→ **PROBLEM TO WORK ON**
Give the number of lines below that contain "ryżu", with no other output.

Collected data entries
#####
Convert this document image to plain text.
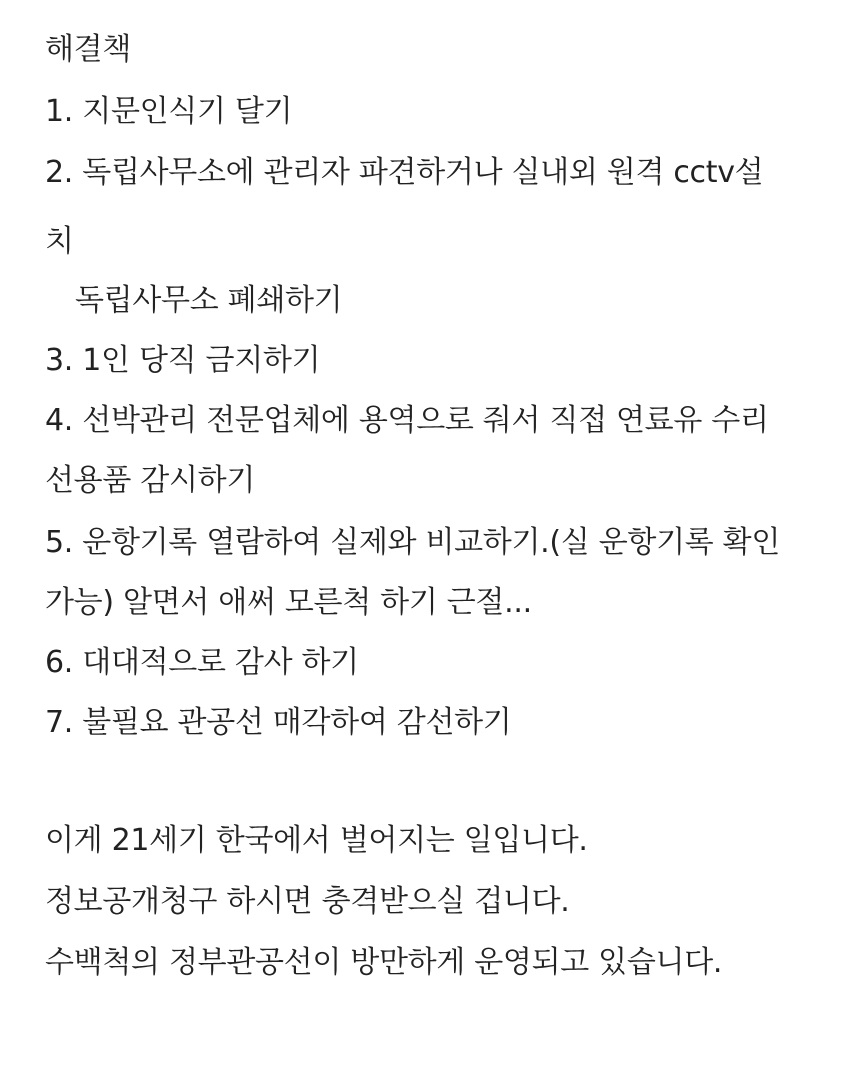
해결책
1. 지문인식기 달기
2. 독립사무소에 관리자 파견하거나 실내외 원격 cctv설
치
독립사무소 폐쇄하기
3. 1인 당직 금지하기
4. 선박관리 전문업체에 용역으로 줘서 직접 연료유 수리
선용품 감시하기
5. 운항기록 열람하여 실제와 비교하기.(실 운항기록 확인
가능) 알면서 애써 모른척 하기 근절...
6. 대대적으로 감사 하기
7. 불필요 관공선 매각하여 감선하기
이게 21세기 한국에서 벌어지는 일입니다.
정보공개청구 하시면 충격받으실 겁니다.
수백척의 정부관공선이 방만하게 운영되고 있습니다.
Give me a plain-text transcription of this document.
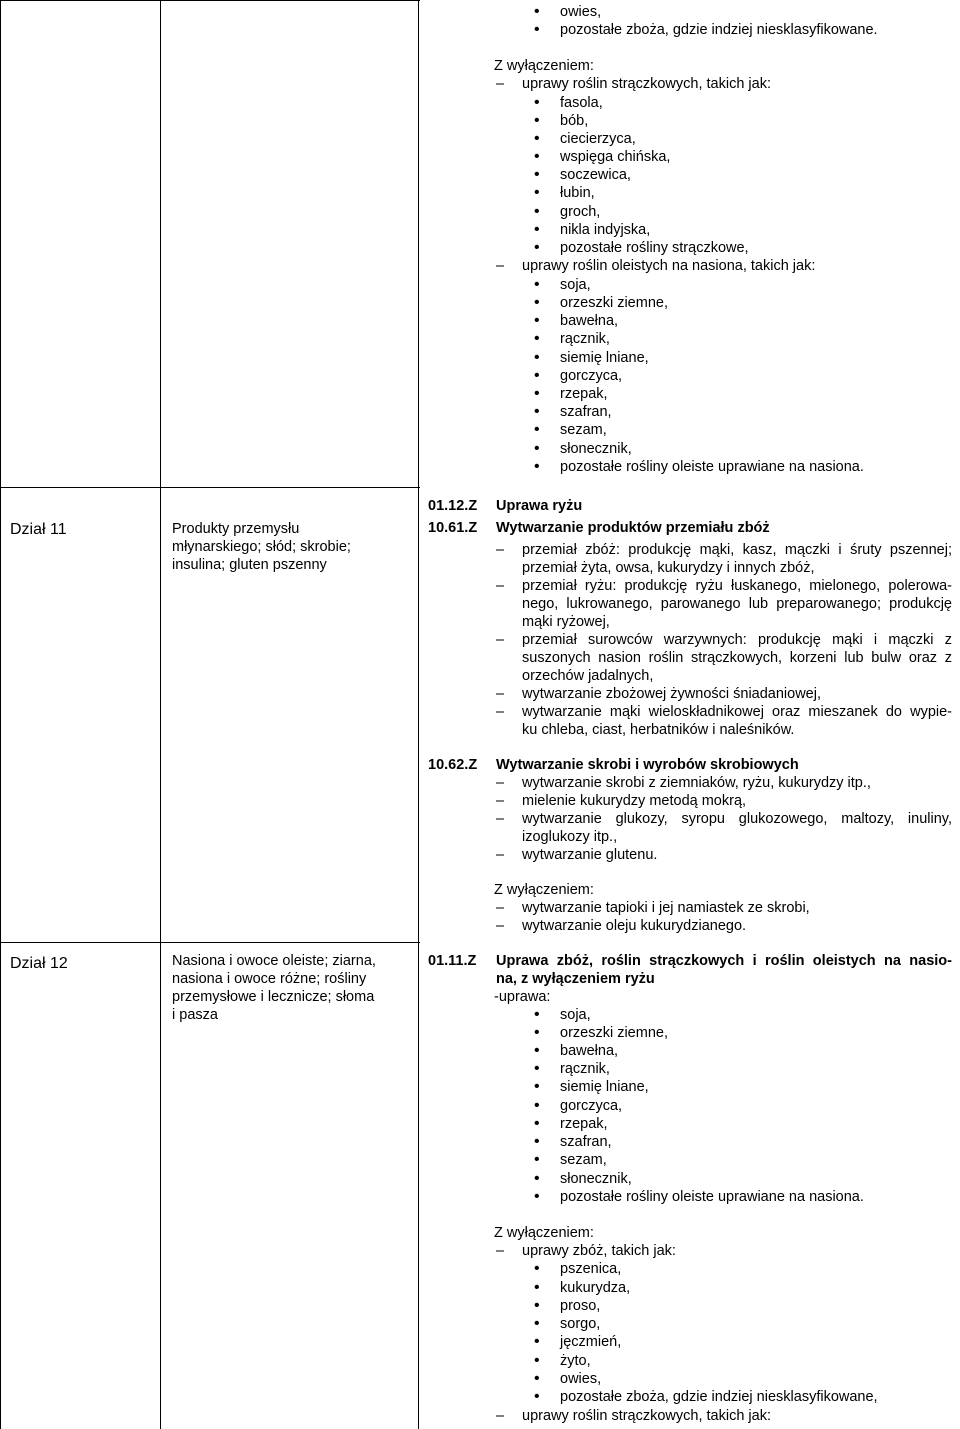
• owies,
• pozostałe zboża, gdzie indziej niesklasyfikowane.
Z wyłączeniem:
– uprawy roślin strączkowych, takich jak:
• fasola,
• bób,
• ciecierzyca,
• wspięga chińska,
• soczewica,
• łubin,
• groch,
• nikla indyjska,
• pozostałe rośliny strączkowe,
– uprawy roślin oleistych na nasiona, takich jak:
• soja,
• orzeszki ziemne,
• bawełna,
• rącznik,
• siemię lniane,
• gorczyca,
• rzepak,
• szafran,
• sezam,
• słonecznik,
• pozostałe rośliny oleiste uprawiane na nasiona.
Dział 11	Produkty przemysłu
młynarskiego; słód; skrobie;
insulina; gluten pszenny
01.12.Z Uprawa ryżu
10.61.Z Wytwarzanie produktów przemiału zbóż
– przemiał zbóż: produkcję mąki, kasz, mączki i śruty pszennej;
przemiał żyta, owsa, kukurydzy i innych zbóż,
– przemiał ryżu: produkcję ryżu łuskanego, mielonego, polerowa-
nego, lukrowanego, parowanego lub preparowanego; produkcję
mąki ryżowej,
– przemiał surowców warzywnych: produkcję mąki i mączki z
suszonych nasion roślin strączkowych, korzeni lub bulw oraz z
orzechów jadalnych,
– wytwarzanie zbożowej żywności śniadaniowej,
– wytwarzanie mąki wieloskładnikowej oraz mieszanek do wypie-
ku chleba, ciast, herbatników i naleśników.
10.62.Z Wytwarzanie skrobi i wyrobów skrobiowych
– wytwarzanie skrobi z ziemniaków, ryżu, kukurydzy itp.,
– mielenie kukurydzy metodą mokrą,
– wytwarzanie glukozy, syropu glukozowego, maltozy, inuliny,
izoglukozy itp.,
– wytwarzanie glutenu.
Z wyłączeniem:
– wytwarzanie tapioki i jej namiastek ze skrobi,
– wytwarzanie oleju kukurydzianego.
Dział 12	Nasiona i owoce oleiste; ziarna,
nasiona i owoce różne; rośliny
przemysłowe i lecznicze; słoma
i pasza
01.11.Z Uprawa zbóż, roślin strączkowych i roślin oleistych na nasio-
na, z wyłączeniem ryżu
-uprawa:
• soja,
• orzeszki ziemne,
• bawełna,
• rącznik,
• siemię lniane,
• gorczyca,
• rzepak,
• szafran,
• sezam,
• słonecznik,
• pozostałe rośliny oleiste uprawiane na nasiona.
Z wyłączeniem:
– uprawy zbóż, takich jak:
• pszenica,
• kukurydza,
• proso,
• sorgo,
• jęczmień,
• żyto,
• owies,
• pozostałe zboża, gdzie indziej niesklasyfikowane,
– uprawy roślin strączkowych, takich jak:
#####
→ **SOLUTION TO THIS PROBLEM**
4